#### [Exercise directions]
All lines below must be repeated exactly, with the pictures omitted.

Figure dataset records:
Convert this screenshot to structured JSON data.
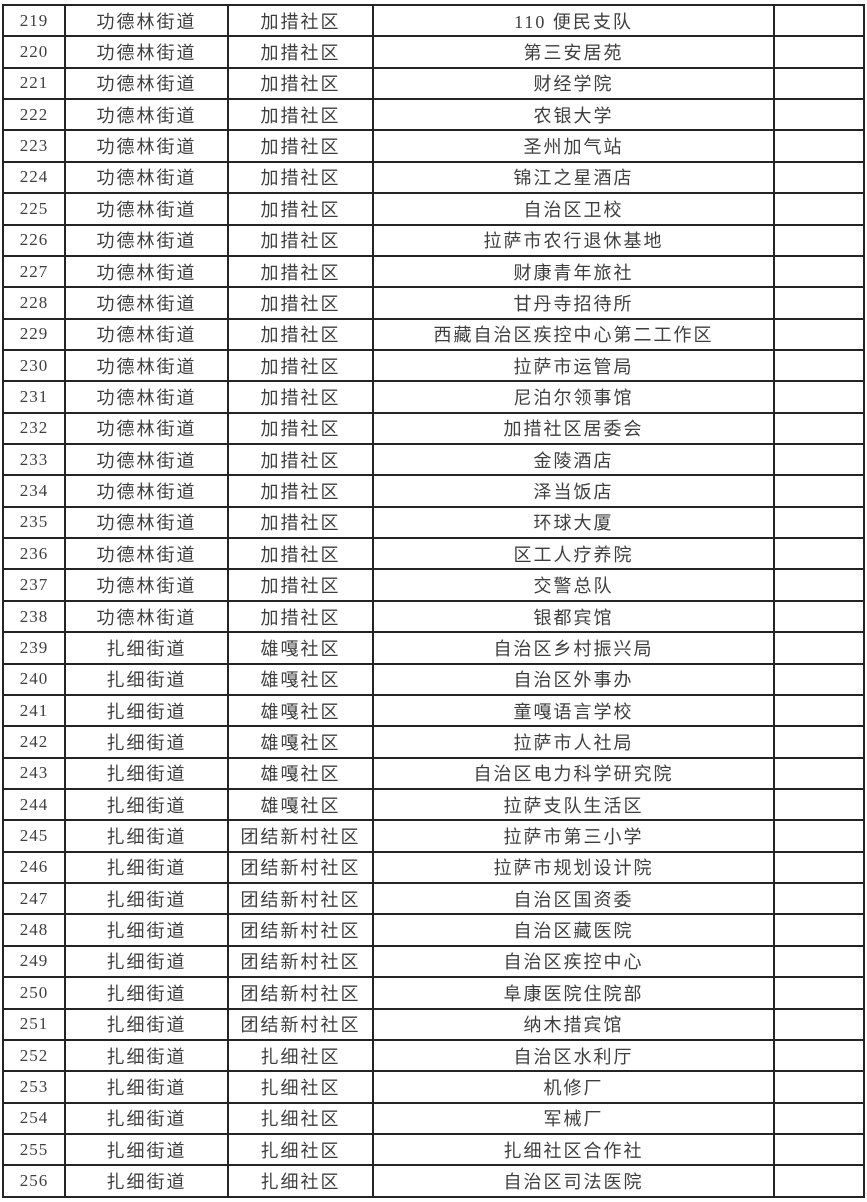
{
  "page": {
    "background_color": "#ffffff",
    "border_color": "#242424",
    "text_color": "#3e3e3e"
  },
  "table": {
    "rows": [
      {
        "no": "219",
        "street": "功德林街道",
        "community": "加措社区",
        "place": "110 便民支队",
        "note": ""
      },
      {
        "no": "220",
        "street": "功德林街道",
        "community": "加措社区",
        "place": "第三安居苑",
        "note": ""
      },
      {
        "no": "221",
        "street": "功德林街道",
        "community": "加措社区",
        "place": "财经学院",
        "note": ""
      },
      {
        "no": "222",
        "street": "功德林街道",
        "community": "加措社区",
        "place": "农银大学",
        "note": ""
      },
      {
        "no": "223",
        "street": "功德林街道",
        "community": "加措社区",
        "place": "圣州加气站",
        "note": ""
      },
      {
        "no": "224",
        "street": "功德林街道",
        "community": "加措社区",
        "place": "锦江之星酒店",
        "note": ""
      },
      {
        "no": "225",
        "street": "功德林街道",
        "community": "加措社区",
        "place": "自治区卫校",
        "note": ""
      },
      {
        "no": "226",
        "street": "功德林街道",
        "community": "加措社区",
        "place": "拉萨市农行退休基地",
        "note": ""
      },
      {
        "no": "227",
        "street": "功德林街道",
        "community": "加措社区",
        "place": "财康青年旅社",
        "note": ""
      },
      {
        "no": "228",
        "street": "功德林街道",
        "community": "加措社区",
        "place": "甘丹寺招待所",
        "note": ""
      },
      {
        "no": "229",
        "street": "功德林街道",
        "community": "加措社区",
        "place": "西藏自治区疾控中心第二工作区",
        "note": ""
      },
      {
        "no": "230",
        "street": "功德林街道",
        "community": "加措社区",
        "place": "拉萨市运管局",
        "note": ""
      },
      {
        "no": "231",
        "street": "功德林街道",
        "community": "加措社区",
        "place": "尼泊尔领事馆",
        "note": ""
      },
      {
        "no": "232",
        "street": "功德林街道",
        "community": "加措社区",
        "place": "加措社区居委会",
        "note": ""
      },
      {
        "no": "233",
        "street": "功德林街道",
        "community": "加措社区",
        "place": "金陵酒店",
        "note": ""
      },
      {
        "no": "234",
        "street": "功德林街道",
        "community": "加措社区",
        "place": "泽当饭店",
        "note": ""
      },
      {
        "no": "235",
        "street": "功德林街道",
        "community": "加措社区",
        "place": "环球大厦",
        "note": ""
      },
      {
        "no": "236",
        "street": "功德林街道",
        "community": "加措社区",
        "place": "区工人疗养院",
        "note": ""
      },
      {
        "no": "237",
        "street": "功德林街道",
        "community": "加措社区",
        "place": "交警总队",
        "note": ""
      },
      {
        "no": "238",
        "street": "功德林街道",
        "community": "加措社区",
        "place": "银都宾馆",
        "note": ""
      },
      {
        "no": "239",
        "street": "扎细街道",
        "community": "雄嘎社区",
        "place": "自治区乡村振兴局",
        "note": ""
      },
      {
        "no": "240",
        "street": "扎细街道",
        "community": "雄嘎社区",
        "place": "自治区外事办",
        "note": ""
      },
      {
        "no": "241",
        "street": "扎细街道",
        "community": "雄嘎社区",
        "place": "童嘎语言学校",
        "note": ""
      },
      {
        "no": "242",
        "street": "扎细街道",
        "community": "雄嘎社区",
        "place": "拉萨市人社局",
        "note": ""
      },
      {
        "no": "243",
        "street": "扎细街道",
        "community": "雄嘎社区",
        "place": "自治区电力科学研究院",
        "note": ""
      },
      {
        "no": "244",
        "street": "扎细街道",
        "community": "雄嘎社区",
        "place": "拉萨支队生活区",
        "note": ""
      },
      {
        "no": "245",
        "street": "扎细街道",
        "community": "团结新村社区",
        "place": "拉萨市第三小学",
        "note": ""
      },
      {
        "no": "246",
        "street": "扎细街道",
        "community": "团结新村社区",
        "place": "拉萨市规划设计院",
        "note": ""
      },
      {
        "no": "247",
        "street": "扎细街道",
        "community": "团结新村社区",
        "place": "自治区国资委",
        "note": ""
      },
      {
        "no": "248",
        "street": "扎细街道",
        "community": "团结新村社区",
        "place": "自治区藏医院",
        "note": ""
      },
      {
        "no": "249",
        "street": "扎细街道",
        "community": "团结新村社区",
        "place": "自治区疾控中心",
        "note": ""
      },
      {
        "no": "250",
        "street": "扎细街道",
        "community": "团结新村社区",
        "place": "阜康医院住院部",
        "note": ""
      },
      {
        "no": "251",
        "street": "扎细街道",
        "community": "团结新村社区",
        "place": "纳木措宾馆",
        "note": ""
      },
      {
        "no": "252",
        "street": "扎细街道",
        "community": "扎细社区",
        "place": "自治区水利厅",
        "note": ""
      },
      {
        "no": "253",
        "street": "扎细街道",
        "community": "扎细社区",
        "place": "机修厂",
        "note": ""
      },
      {
        "no": "254",
        "street": "扎细街道",
        "community": "扎细社区",
        "place": "军械厂",
        "note": ""
      },
      {
        "no": "255",
        "street": "扎细街道",
        "community": "扎细社区",
        "place": "扎细社区合作社",
        "note": ""
      },
      {
        "no": "256",
        "street": "扎细街道",
        "community": "扎细社区",
        "place": "自治区司法医院",
        "note": ""
      }
    ]
  }
}
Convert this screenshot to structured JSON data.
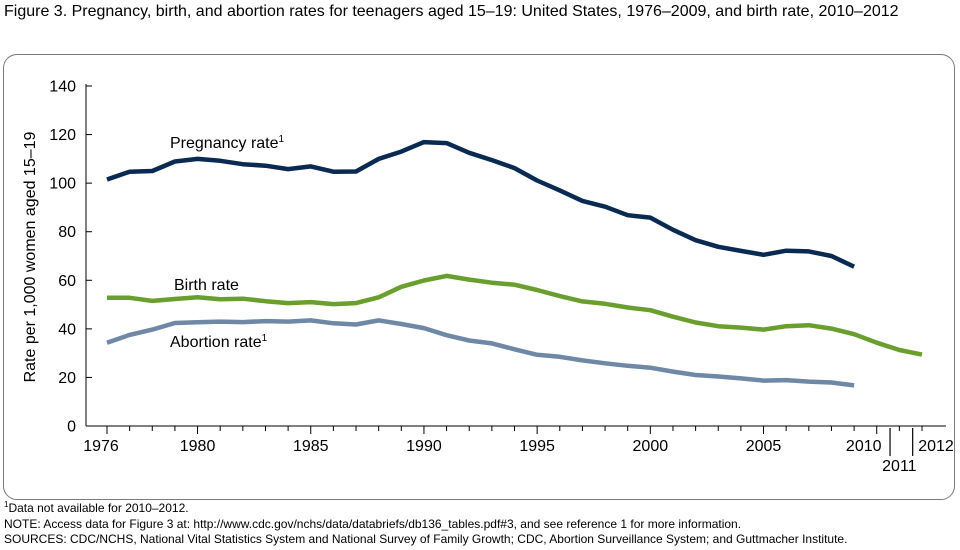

#### [Solution below]
Convert this screenshot to structured JSON data.
{
  "page": {
    "background_color": "#ffffff",
    "border_color": "#242424",
    "text_color": "#3e3e3e"
  },
  "table": {
    "rows": [
      {
        "no": "219",
        "street": "功德林街道",
        "community": "加措社区",
        "place": "110 便民支队",
        "note": ""
      },
      {
        "no": "220",
        "street": "功德林街道",
        "community": "加措社区",
        "place": "第三安居苑",
        "note": ""
      },
      {
        "no": "221",
        "street": "功德林街道",
        "community": "加措社区",
        "place": "财经学院",
        "note": ""
      },
      {
        "no": "222",
        "street": "功德林街道",
        "community": "加措社区",
        "place": "农银大学",
        "note": ""
      },
      {
        "no": "223",
        "street": "功德林街道",
        "community": "加措社区",
        "place": "圣州加气站",
        "note": ""
      },
      {
        "no": "224",
        "street": "功德林街道",
        "community": "加措社区",
        "place": "锦江之星酒店",
        "note": ""
      },
      {
        "no": "225",
        "street": "功德林街道",
        "community": "加措社区",
        "place": "自治区卫校",
        "note": ""
      },
      {
        "no": "226",
        "street": "功德林街道",
        "community": "加措社区",
        "place": "拉萨市农行退休基地",
        "note": ""
      },
      {
        "no": "227",
        "street": "功德林街道",
        "community": "加措社区",
        "place": "财康青年旅社",
        "note": ""
      },
      {
        "no": "228",
        "street": "功德林街道",
        "community": "加措社区",
        "place": "甘丹寺招待所",
        "note": ""
      },
      {
        "no": "229",
        "street": "功德林街道",
        "community": "加措社区",
        "place": "西藏自治区疾控中心第二工作区",
        "note": ""
      },
      {
        "no": "230",
        "street": "功德林街道",
        "community": "加措社区",
        "place": "拉萨市运管局",
        "note": ""
      },
      {
        "no": "231",
        "street": "功德林街道",
        "community": "加措社区",
        "place": "尼泊尔领事馆",
        "note": ""
      },
      {
        "no": "232",
        "street": "功德林街道",
        "community": "加措社区",
        "place": "加措社区居委会",
        "note": ""
      },
      {
        "no": "233",
        "street": "功德林街道",
        "community": "加措社区",
        "place": "金陵酒店",
        "note": ""
      },
      {
        "no": "234",
        "street": "功德林街道",
        "community": "加措社区",
        "place": "泽当饭店",
        "note": ""
      },
      {
        "no": "235",
        "street": "功德林街道",
        "community": "加措社区",
        "place": "环球大厦",
        "note": ""
      },
      {
        "no": "236",
        "street": "功德林街道",
        "community": "加措社区",
        "place": "区工人疗养院",
        "note": ""
      },
      {
        "no": "237",
        "street": "功德林街道",
        "community": "加措社区",
        "place": "交警总队",
        "note": ""
      },
      {
        "no": "238",
        "street": "功德林街道",
        "community": "加措社区",
        "place": "银都宾馆",
        "note": ""
      },
      {
        "no": "239",
        "street": "扎细街道",
        "community": "雄嘎社区",
        "place": "自治区乡村振兴局",
        "note": ""
      },
      {
        "no": "240",
        "street": "扎细街道",
        "community": "雄嘎社区",
        "place": "自治区外事办",
        "note": ""
      },
      {
        "no": "241",
        "street": "扎细街道",
        "community": "雄嘎社区",
        "place": "童嘎语言学校",
        "note": ""
      },
      {
        "no": "242",
        "street": "扎细街道",
        "community": "雄嘎社区",
        "place": "拉萨市人社局",
        "note": ""
      },
      {
        "no": "243",
        "street": "扎细街道",
        "community": "雄嘎社区",
        "place": "自治区电力科学研究院",
        "note": ""
      },
      {
        "no": "244",
        "street": "扎细街道",
        "community": "雄嘎社区",
        "place": "拉萨支队生活区",
        "note": ""
      },
      {
        "no": "245",
        "street": "扎细街道",
        "community": "团结新村社区",
        "place": "拉萨市第三小学",
        "note": ""
      },
      {
        "no": "246",
        "street": "扎细街道",
        "community": "团结新村社区",
        "place": "拉萨市规划设计院",
        "note": ""
      },
      {
        "no": "247",
        "street": "扎细街道",
        "community": "团结新村社区",
        "place": "自治区国资委",
        "note": ""
      },
      {
        "no": "248",
        "street": "扎细街道",
        "community": "团结新村社区",
        "place": "自治区藏医院",
        "note": ""
      },
      {
        "no": "249",
        "street": "扎细街道",
        "community": "团结新村社区",
        "place": "自治区疾控中心",
        "note": ""
      },
      {
        "no": "250",
        "street": "扎细街道",
        "community": "团结新村社区",
        "place": "阜康医院住院部",
        "note": ""
      },
      {
        "no": "251",
        "street": "扎细街道",
        "community": "团结新村社区",
        "place": "纳木措宾馆",
        "note": ""
      },
      {
        "no": "252",
        "street": "扎细街道",
        "community": "扎细社区",
        "place": "自治区水利厅",
        "note": ""
      },
      {
        "no": "253",
        "street": "扎细街道",
        "community": "扎细社区",
        "place": "机修厂",
        "note": ""
      },
      {
        "no": "254",
        "street": "扎细街道",
        "community": "扎细社区",
        "place": "军械厂",
        "note": ""
      },
      {
        "no": "255",
        "street": "扎细街道",
        "community": "扎细社区",
        "place": "扎细社区合作社",
        "note": ""
      },
      {
        "no": "256",
        "street": "扎细街道",
        "community": "扎细社区",
        "place": "自治区司法医院",
        "note": ""
      }
    ]
  }
}
Convert this screenshot to structured JSON data.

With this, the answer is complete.